Requirements: Below are some records. Pull every line that contains the word "this".

Data entries:
^^^^^^^^^^^^^^^^

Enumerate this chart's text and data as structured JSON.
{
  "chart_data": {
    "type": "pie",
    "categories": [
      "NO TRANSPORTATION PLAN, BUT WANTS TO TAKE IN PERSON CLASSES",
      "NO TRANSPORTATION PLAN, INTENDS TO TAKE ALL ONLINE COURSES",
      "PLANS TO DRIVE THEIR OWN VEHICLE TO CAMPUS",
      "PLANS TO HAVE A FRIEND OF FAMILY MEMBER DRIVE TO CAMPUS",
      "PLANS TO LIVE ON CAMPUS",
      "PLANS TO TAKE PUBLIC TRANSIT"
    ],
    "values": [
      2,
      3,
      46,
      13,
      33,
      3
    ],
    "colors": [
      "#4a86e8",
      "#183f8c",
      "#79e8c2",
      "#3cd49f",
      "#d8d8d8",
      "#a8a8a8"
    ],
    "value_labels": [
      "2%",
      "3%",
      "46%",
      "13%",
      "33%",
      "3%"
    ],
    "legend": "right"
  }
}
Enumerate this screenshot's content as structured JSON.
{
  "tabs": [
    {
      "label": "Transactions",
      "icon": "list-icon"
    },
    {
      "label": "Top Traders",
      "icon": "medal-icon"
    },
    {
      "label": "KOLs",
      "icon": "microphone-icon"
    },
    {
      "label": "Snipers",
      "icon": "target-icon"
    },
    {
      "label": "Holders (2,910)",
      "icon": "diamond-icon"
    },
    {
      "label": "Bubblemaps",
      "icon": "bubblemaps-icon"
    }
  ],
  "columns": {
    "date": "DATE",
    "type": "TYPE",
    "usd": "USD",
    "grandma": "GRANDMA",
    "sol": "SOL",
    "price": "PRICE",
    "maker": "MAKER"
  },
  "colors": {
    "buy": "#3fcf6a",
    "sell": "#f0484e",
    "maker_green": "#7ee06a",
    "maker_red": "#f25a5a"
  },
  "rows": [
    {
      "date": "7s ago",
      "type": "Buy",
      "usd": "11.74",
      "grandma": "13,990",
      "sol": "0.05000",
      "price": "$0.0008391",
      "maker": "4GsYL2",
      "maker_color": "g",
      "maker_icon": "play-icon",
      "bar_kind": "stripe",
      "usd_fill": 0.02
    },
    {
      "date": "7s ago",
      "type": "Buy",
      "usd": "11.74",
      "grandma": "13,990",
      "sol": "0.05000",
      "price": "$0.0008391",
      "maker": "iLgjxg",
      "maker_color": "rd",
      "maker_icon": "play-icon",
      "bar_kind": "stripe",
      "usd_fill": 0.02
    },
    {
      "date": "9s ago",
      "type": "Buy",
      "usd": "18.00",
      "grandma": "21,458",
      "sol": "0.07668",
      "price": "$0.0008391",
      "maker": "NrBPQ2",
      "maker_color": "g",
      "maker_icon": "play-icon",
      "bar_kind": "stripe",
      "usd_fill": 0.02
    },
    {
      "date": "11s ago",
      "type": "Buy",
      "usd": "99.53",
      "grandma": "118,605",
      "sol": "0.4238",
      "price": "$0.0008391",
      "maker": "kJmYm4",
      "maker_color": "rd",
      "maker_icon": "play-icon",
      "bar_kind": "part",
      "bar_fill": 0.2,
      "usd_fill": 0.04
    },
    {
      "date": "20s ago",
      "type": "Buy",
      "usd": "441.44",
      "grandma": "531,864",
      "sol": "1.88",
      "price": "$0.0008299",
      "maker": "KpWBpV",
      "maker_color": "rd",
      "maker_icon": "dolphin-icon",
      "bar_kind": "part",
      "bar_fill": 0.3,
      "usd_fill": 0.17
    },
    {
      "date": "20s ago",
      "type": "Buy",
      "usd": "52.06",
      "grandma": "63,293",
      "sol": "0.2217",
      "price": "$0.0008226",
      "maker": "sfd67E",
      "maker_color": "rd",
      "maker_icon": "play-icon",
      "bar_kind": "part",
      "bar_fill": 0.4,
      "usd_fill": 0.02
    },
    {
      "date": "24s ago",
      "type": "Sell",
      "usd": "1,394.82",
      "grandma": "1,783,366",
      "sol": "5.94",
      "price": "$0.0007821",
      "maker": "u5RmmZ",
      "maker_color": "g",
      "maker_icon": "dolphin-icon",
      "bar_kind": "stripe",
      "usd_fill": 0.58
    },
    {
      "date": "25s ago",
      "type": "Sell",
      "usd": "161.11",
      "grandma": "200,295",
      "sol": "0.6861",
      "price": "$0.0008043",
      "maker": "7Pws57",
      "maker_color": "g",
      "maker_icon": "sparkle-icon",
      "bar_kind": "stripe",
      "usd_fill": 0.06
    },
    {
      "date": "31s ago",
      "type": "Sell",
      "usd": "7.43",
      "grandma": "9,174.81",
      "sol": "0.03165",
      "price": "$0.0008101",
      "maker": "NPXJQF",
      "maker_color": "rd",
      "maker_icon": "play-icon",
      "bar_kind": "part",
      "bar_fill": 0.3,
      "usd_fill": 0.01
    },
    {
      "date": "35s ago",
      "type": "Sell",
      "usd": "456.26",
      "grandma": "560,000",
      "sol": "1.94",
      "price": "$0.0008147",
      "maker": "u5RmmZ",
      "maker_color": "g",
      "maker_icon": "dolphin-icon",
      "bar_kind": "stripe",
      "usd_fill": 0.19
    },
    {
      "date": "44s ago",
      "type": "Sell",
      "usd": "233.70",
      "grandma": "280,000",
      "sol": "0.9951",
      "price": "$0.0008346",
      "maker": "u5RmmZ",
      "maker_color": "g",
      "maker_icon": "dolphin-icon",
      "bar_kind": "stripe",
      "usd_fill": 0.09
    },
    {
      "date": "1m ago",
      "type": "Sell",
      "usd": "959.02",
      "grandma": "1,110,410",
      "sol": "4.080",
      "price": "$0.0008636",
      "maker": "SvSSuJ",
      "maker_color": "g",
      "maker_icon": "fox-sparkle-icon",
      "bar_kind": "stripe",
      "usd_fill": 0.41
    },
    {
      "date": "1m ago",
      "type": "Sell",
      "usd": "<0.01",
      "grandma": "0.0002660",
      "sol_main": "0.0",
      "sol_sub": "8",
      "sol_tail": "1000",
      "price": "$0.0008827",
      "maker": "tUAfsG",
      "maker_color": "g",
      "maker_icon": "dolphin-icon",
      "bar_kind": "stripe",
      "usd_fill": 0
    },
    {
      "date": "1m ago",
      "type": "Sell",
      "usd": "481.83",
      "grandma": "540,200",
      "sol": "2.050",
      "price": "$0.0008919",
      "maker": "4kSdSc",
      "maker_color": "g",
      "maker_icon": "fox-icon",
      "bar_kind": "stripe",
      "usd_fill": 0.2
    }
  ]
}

^^^^^^^^^^^^^^^^

Result:
Enumerate this chart's text and data as structured JSON.
Enumerate this screenshot's content as structured JSON.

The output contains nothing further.